TASK OBJECTIVE: Each line of the material must be returned exactly.

RECORD SET:
'''

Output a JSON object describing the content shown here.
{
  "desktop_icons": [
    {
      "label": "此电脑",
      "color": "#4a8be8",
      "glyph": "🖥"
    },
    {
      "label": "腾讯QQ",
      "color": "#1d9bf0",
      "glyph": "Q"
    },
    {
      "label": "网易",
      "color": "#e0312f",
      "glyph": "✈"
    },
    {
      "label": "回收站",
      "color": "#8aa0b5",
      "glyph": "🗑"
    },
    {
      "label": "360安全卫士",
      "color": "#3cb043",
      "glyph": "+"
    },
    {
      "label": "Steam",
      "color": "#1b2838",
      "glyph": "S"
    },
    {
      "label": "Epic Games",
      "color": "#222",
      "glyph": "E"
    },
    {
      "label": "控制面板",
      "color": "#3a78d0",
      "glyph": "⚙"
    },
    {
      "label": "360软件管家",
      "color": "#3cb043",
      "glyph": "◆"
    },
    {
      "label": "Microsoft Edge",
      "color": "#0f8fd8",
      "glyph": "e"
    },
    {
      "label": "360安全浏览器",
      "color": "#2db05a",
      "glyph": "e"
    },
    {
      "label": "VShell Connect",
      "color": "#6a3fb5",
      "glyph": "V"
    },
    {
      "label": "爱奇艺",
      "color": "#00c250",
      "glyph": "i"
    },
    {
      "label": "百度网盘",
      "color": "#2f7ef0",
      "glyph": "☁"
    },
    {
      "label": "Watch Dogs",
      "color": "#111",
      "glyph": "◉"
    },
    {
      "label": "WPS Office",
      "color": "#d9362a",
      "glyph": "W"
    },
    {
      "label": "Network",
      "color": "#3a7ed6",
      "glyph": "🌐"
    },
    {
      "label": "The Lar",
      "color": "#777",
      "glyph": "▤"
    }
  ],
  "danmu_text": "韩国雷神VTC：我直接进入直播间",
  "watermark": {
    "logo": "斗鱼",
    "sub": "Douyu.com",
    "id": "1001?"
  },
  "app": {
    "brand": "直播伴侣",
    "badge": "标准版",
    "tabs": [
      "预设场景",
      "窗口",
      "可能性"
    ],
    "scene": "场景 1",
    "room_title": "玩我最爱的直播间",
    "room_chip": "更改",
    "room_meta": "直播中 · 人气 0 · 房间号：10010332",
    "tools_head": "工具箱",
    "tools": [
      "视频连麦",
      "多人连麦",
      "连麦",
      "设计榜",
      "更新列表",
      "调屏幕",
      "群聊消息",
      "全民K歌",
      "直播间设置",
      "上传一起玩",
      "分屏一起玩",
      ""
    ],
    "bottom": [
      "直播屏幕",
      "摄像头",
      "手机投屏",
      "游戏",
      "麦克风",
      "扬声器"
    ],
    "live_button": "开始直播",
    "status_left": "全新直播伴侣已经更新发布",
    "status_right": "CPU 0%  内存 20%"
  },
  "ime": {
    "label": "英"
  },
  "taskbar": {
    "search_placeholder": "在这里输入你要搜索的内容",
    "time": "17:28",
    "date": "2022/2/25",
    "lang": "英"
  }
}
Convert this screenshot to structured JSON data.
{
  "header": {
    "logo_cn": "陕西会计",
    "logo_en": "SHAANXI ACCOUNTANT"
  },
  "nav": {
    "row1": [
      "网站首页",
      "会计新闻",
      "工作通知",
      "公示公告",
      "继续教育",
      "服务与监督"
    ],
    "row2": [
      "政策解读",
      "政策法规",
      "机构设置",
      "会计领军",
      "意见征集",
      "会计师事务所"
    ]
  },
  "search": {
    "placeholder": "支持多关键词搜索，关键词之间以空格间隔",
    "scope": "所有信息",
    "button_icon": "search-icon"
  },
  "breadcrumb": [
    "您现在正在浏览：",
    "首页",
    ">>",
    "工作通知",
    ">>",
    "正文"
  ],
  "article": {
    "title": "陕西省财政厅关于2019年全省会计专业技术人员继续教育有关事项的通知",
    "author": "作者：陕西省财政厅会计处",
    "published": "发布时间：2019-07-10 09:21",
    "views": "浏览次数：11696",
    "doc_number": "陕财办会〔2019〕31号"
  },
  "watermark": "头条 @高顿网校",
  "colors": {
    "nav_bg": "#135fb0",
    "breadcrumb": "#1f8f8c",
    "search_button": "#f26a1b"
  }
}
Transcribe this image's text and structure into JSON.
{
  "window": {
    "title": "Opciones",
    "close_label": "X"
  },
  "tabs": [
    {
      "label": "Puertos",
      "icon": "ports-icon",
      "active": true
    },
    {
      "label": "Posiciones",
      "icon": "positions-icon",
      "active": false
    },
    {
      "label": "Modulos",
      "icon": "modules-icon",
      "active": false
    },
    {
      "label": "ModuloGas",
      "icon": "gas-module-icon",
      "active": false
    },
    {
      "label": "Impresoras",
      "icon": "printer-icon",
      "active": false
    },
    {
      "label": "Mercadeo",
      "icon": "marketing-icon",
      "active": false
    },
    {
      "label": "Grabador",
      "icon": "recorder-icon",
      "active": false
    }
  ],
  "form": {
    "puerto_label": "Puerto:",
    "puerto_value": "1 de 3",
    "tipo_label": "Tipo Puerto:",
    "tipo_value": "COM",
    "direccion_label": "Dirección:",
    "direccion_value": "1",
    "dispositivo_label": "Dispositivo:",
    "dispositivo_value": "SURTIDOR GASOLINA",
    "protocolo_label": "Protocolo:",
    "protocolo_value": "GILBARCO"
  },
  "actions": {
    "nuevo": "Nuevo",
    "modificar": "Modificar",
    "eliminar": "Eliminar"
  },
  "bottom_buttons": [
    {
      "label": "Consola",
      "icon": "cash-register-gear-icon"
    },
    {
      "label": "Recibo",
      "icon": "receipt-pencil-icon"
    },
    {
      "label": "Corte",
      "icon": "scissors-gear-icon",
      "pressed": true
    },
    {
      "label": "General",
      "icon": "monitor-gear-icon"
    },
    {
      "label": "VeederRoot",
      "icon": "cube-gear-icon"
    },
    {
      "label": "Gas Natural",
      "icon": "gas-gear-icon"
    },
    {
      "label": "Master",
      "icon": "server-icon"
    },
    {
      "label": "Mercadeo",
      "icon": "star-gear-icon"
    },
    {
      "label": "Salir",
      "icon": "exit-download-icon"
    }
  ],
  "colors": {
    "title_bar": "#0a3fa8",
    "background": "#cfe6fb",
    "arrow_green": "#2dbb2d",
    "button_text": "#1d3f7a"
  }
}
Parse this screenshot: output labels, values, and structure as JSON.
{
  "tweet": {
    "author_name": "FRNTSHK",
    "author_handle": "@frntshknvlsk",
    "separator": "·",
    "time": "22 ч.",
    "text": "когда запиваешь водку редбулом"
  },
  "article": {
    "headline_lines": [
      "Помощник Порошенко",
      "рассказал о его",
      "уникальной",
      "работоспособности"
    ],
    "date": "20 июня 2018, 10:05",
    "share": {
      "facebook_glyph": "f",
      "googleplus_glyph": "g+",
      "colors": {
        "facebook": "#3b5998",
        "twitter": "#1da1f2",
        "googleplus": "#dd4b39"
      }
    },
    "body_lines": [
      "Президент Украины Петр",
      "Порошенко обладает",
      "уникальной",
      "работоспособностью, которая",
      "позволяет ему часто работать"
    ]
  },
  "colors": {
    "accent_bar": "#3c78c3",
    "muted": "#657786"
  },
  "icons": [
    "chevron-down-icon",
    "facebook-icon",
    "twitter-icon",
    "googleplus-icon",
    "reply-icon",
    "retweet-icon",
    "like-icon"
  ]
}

'''

EXERCISE SOLUTION:
Output a JSON object describing the content shown here.
{
  "desktop_icons": [
    {
      "label": "此电脑",
      "color": "#4a8be8",
      "glyph": "🖥"
    },
    {
      "label": "腾讯QQ",
      "color": "#1d9bf0",
      "glyph": "Q"
    },
    {
      "label": "网易",
      "color": "#e0312f",
      "glyph": "✈"
    },
    {
      "label": "回收站",
      "color": "#8aa0b5",
      "glyph": "🗑"
    },
    {
      "label": "360安全卫士",
      "color": "#3cb043",
      "glyph": "+"
    },
    {
      "label": "Steam",
      "color": "#1b2838",
      "glyph": "S"
    },
    {
      "label": "Epic Games",
      "color": "#222",
      "glyph": "E"
    },
    {
      "label": "控制面板",
      "color": "#3a78d0",
      "glyph": "⚙"
    },
    {
      "label": "360软件管家",
      "color": "#3cb043",
      "glyph": "◆"
    },
    {
      "label": "Microsoft Edge",
      "color": "#0f8fd8",
      "glyph": "e"
    },
    {
      "label": "360安全浏览器",
      "color": "#2db05a",
      "glyph": "e"
    },
    {
      "label": "VShell Connect",
      "color": "#6a3fb5",
      "glyph": "V"
    },
    {
      "label": "爱奇艺",
      "color": "#00c250",
      "glyph": "i"
    },
    {
      "label": "百度网盘",
      "color": "#2f7ef0",
      "glyph": "☁"
    },
    {
      "label": "Watch Dogs",
      "color": "#111",
      "glyph": "◉"
    },
    {
      "label": "WPS Office",
      "color": "#d9362a",
      "glyph": "W"
    },
    {
      "label": "Network",
      "color": "#3a7ed6",
      "glyph": "🌐"
    },
    {
      "label": "The Lar",
      "color": "#777",
      "glyph": "▤"
    }
  ],
  "danmu_text": "韩国雷神VTC：我直接进入直播间",
  "watermark": {
    "logo": "斗鱼",
    "sub": "Douyu.com",
    "id": "1001?"
  },
  "app": {
    "brand": "直播伴侣",
    "badge": "标准版",
    "tabs": [
      "预设场景",
      "窗口",
      "可能性"
    ],
    "scene": "场景 1",
    "room_title": "玩我最爱的直播间",
    "room_chip": "更改",
    "room_meta": "直播中 · 人气 0 · 房间号：10010332",
    "tools_head": "工具箱",
    "tools": [
      "视频连麦",
      "多人连麦",
      "连麦",
      "设计榜",
      "更新列表",
      "调屏幕",
      "群聊消息",
      "全民K歌",
      "直播间设置",
      "上传一起玩",
      "分屏一起玩",
      ""
    ],
    "bottom": [
      "直播屏幕",
      "摄像头",
      "手机投屏",
      "游戏",
      "麦克风",
      "扬声器"
    ],
    "live_button": "开始直播",
    "status_left": "全新直播伴侣已经更新发布",
    "status_right": "CPU 0%  内存 20%"
  },
  "ime": {
    "label": "英"
  },
  "taskbar": {
    "search_placeholder": "在这里输入你要搜索的内容",
    "time": "17:28",
    "date": "2022/2/25",
    "lang": "英"
  }
}
Convert this screenshot to structured JSON data.
{
  "header": {
    "logo_cn": "陕西会计",
    "logo_en": "SHAANXI ACCOUNTANT"
  },
  "nav": {
    "row1": [
      "网站首页",
      "会计新闻",
      "工作通知",
      "公示公告",
      "继续教育",
      "服务与监督"
    ],
    "row2": [
      "政策解读",
      "政策法规",
      "机构设置",
      "会计领军",
      "意见征集",
      "会计师事务所"
    ]
  },
  "search": {
    "placeholder": "支持多关键词搜索，关键词之间以空格间隔",
    "scope": "所有信息",
    "button_icon": "search-icon"
  },
  "breadcrumb": [
    "您现在正在浏览：",
    "首页",
    ">>",
    "工作通知",
    ">>",
    "正文"
  ],
  "article": {
    "title": "陕西省财政厅关于2019年全省会计专业技术人员继续教育有关事项的通知",
    "author": "作者：陕西省财政厅会计处",
    "published": "发布时间：2019-07-10 09:21",
    "views": "浏览次数：11696",
    "doc_number": "陕财办会〔2019〕31号"
  },
  "watermark": "头条 @高顿网校",
  "colors": {
    "nav_bg": "#135fb0",
    "breadcrumb": "#1f8f8c",
    "search_button": "#f26a1b"
  }
}
Transcribe this image's text and structure into JSON.
{
  "window": {
    "title": "Opciones",
    "close_label": "X"
  },
  "tabs": [
    {
      "label": "Puertos",
      "icon": "ports-icon",
      "active": true
    },
    {
      "label": "Posiciones",
      "icon": "positions-icon",
      "active": false
    },
    {
      "label": "Modulos",
      "icon": "modules-icon",
      "active": false
    },
    {
      "label": "ModuloGas",
      "icon": "gas-module-icon",
      "active": false
    },
    {
      "label": "Impresoras",
      "icon": "printer-icon",
      "active": false
    },
    {
      "label": "Mercadeo",
      "icon": "marketing-icon",
      "active": false
    },
    {
      "label": "Grabador",
      "icon": "recorder-icon",
      "active": false
    }
  ],
  "form": {
    "puerto_label": "Puerto:",
    "puerto_value": "1 de 3",
    "tipo_label": "Tipo Puerto:",
    "tipo_value": "COM",
    "direccion_label": "Dirección:",
    "direccion_value": "1",
    "dispositivo_label": "Dispositivo:",
    "dispositivo_value": "SURTIDOR GASOLINA",
    "protocolo_label": "Protocolo:",
    "protocolo_value": "GILBARCO"
  },
  "actions": {
    "nuevo": "Nuevo",
    "modificar": "Modificar",
    "eliminar": "Eliminar"
  },
  "bottom_buttons": [
    {
      "label": "Consola",
      "icon": "cash-register-gear-icon"
    },
    {
      "label": "Recibo",
      "icon": "receipt-pencil-icon"
    },
    {
      "label": "Corte",
      "icon": "scissors-gear-icon",
      "pressed": true
    },
    {
      "label": "General",
      "icon": "monitor-gear-icon"
    },
    {
      "label": "VeederRoot",
      "icon": "cube-gear-icon"
    },
    {
      "label": "Gas Natural",
      "icon": "gas-gear-icon"
    },
    {
      "label": "Master",
      "icon": "server-icon"
    },
    {
      "label": "Mercadeo",
      "icon": "star-gear-icon"
    },
    {
      "label": "Salir",
      "icon": "exit-download-icon"
    }
  ],
  "colors": {
    "title_bar": "#0a3fa8",
    "background": "#cfe6fb",
    "arrow_green": "#2dbb2d",
    "button_text": "#1d3f7a"
  }
}
Parse this screenshot: output labels, values, and structure as JSON.
{
  "tweet": {
    "author_name": "FRNTSHK",
    "author_handle": "@frntshknvlsk",
    "separator": "·",
    "time": "22 ч.",
    "text": "когда запиваешь водку редбулом"
  },
  "article": {
    "headline_lines": [
      "Помощник Порошенко",
      "рассказал о его",
      "уникальной",
      "работоспособности"
    ],
    "date": "20 июня 2018, 10:05",
    "share": {
      "facebook_glyph": "f",
      "googleplus_glyph": "g+",
      "colors": {
        "facebook": "#3b5998",
        "twitter": "#1da1f2",
        "googleplus": "#dd4b39"
      }
    },
    "body_lines": [
      "Президент Украины Петр",
      "Порошенко обладает",
      "уникальной",
      "работоспособностью, которая",
      "позволяет ему часто работать"
    ]
  },
  "colors": {
    "accent_bar": "#3c78c3",
    "muted": "#657786"
  },
  "icons": [
    "chevron-down-icon",
    "facebook-icon",
    "twitter-icon",
    "googleplus-icon",
    "reply-icon",
    "retweet-icon",
    "like-icon"
  ]
}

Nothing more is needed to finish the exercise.